THE TASK: In the material below, find each line holding the string "image" and copy it.

DATASET EXCERPTS:
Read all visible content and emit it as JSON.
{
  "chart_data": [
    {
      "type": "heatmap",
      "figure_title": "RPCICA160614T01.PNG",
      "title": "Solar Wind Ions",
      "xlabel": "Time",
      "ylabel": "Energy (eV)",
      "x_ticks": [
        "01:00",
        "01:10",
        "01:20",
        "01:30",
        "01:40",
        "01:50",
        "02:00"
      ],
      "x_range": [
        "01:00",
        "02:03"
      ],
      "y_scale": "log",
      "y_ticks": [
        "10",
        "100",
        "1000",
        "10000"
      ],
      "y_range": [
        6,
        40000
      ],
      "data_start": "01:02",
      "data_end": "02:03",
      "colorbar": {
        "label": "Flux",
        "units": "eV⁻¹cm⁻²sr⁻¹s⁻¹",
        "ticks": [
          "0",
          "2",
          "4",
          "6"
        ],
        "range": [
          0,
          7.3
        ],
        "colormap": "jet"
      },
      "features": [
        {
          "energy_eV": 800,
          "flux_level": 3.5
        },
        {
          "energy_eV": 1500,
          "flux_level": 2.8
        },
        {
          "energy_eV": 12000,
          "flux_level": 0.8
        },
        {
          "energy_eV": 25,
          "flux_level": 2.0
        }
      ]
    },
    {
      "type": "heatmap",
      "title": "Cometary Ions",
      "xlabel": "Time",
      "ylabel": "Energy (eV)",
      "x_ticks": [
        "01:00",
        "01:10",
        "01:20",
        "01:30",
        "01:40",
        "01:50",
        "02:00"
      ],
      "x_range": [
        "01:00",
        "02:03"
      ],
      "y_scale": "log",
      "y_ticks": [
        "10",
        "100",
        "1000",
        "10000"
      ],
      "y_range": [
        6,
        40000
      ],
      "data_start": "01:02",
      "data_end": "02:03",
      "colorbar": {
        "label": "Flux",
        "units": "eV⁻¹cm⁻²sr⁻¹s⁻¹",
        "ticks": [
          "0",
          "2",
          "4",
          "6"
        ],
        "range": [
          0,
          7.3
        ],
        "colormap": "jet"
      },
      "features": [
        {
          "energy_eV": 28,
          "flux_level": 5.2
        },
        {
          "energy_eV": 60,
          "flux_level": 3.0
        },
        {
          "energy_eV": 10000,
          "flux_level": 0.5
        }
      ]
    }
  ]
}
---
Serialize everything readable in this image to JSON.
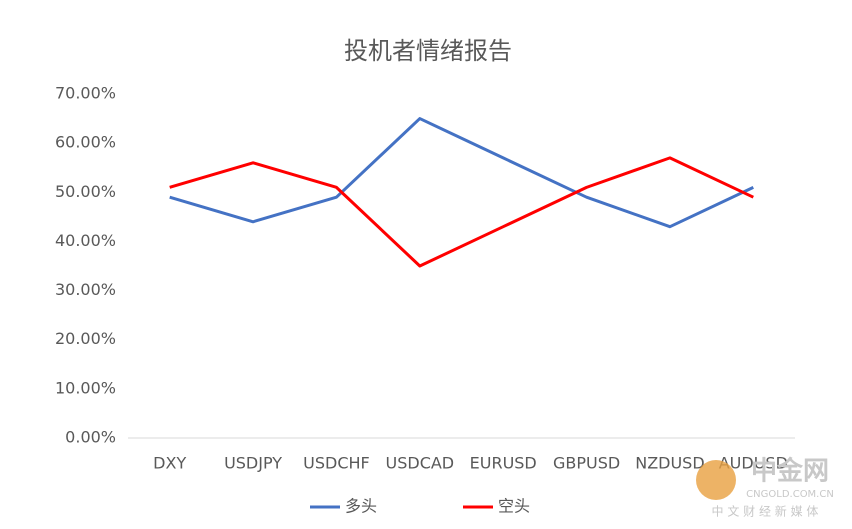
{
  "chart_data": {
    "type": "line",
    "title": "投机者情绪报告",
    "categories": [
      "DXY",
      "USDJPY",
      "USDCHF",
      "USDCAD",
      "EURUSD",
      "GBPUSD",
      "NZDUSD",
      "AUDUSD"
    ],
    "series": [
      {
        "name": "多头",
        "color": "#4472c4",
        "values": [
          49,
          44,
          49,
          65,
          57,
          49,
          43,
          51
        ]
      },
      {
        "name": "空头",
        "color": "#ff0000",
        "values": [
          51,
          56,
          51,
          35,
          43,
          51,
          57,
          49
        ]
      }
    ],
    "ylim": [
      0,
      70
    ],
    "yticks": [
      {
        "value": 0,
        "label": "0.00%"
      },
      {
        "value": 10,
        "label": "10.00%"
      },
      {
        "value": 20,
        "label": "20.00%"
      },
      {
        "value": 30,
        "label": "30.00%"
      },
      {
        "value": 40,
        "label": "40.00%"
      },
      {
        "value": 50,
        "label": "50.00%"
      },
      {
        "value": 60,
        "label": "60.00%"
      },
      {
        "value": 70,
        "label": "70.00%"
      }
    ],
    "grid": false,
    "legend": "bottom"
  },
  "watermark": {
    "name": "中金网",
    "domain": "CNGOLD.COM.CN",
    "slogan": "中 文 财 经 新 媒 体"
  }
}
---
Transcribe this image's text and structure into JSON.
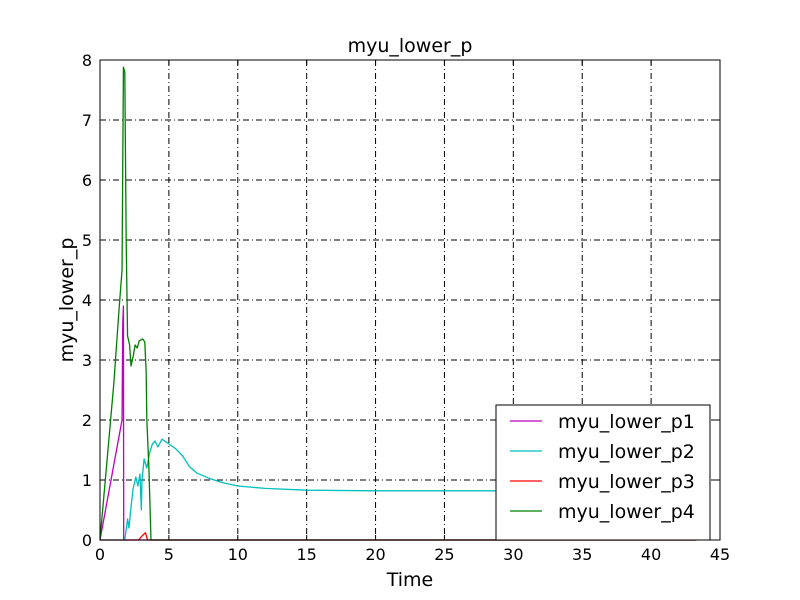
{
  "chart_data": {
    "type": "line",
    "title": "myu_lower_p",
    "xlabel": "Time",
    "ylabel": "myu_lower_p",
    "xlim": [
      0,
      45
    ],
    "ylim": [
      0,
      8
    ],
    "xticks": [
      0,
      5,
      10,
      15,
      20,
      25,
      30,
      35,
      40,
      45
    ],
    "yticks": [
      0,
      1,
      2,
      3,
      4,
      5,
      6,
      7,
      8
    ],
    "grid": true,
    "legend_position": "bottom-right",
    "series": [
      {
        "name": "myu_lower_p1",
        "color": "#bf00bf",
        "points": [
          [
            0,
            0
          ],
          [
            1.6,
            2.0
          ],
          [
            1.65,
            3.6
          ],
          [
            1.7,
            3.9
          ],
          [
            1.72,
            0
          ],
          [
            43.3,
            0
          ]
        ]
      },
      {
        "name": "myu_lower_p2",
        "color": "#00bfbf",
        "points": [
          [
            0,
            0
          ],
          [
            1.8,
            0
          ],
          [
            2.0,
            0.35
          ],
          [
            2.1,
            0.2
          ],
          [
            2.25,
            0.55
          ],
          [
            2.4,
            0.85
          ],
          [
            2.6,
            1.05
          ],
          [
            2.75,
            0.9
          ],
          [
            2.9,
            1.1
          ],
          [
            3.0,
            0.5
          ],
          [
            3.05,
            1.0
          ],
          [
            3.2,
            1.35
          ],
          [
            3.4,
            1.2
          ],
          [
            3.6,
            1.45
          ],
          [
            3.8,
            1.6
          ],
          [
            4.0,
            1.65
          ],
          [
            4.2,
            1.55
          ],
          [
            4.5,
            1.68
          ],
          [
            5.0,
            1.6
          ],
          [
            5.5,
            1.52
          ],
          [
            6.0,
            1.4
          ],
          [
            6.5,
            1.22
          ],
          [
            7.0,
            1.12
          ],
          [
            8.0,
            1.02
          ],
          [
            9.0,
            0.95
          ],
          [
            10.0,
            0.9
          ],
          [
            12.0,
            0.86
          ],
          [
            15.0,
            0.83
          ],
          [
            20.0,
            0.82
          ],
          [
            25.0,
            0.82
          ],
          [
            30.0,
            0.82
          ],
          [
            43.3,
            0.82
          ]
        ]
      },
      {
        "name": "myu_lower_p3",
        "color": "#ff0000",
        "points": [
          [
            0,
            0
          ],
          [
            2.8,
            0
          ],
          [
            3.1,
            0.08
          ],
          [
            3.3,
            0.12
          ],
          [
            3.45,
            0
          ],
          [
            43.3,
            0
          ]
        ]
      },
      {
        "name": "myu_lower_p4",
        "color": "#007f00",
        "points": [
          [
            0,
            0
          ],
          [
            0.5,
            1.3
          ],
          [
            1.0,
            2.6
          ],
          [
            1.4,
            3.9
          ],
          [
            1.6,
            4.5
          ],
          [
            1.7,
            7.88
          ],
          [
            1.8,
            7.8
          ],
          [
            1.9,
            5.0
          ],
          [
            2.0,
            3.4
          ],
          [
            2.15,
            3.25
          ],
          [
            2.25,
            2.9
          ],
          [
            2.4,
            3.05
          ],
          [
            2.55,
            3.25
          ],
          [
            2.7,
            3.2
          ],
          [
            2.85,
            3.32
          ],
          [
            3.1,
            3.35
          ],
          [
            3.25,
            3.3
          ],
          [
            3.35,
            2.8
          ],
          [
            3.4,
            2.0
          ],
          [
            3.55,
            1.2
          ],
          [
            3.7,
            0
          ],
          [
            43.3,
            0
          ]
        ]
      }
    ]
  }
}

ANSWER TO THIS PROBLEM:
Serialize everything readable in this image to JSON.
Transcribe this image's text and structure into JSON.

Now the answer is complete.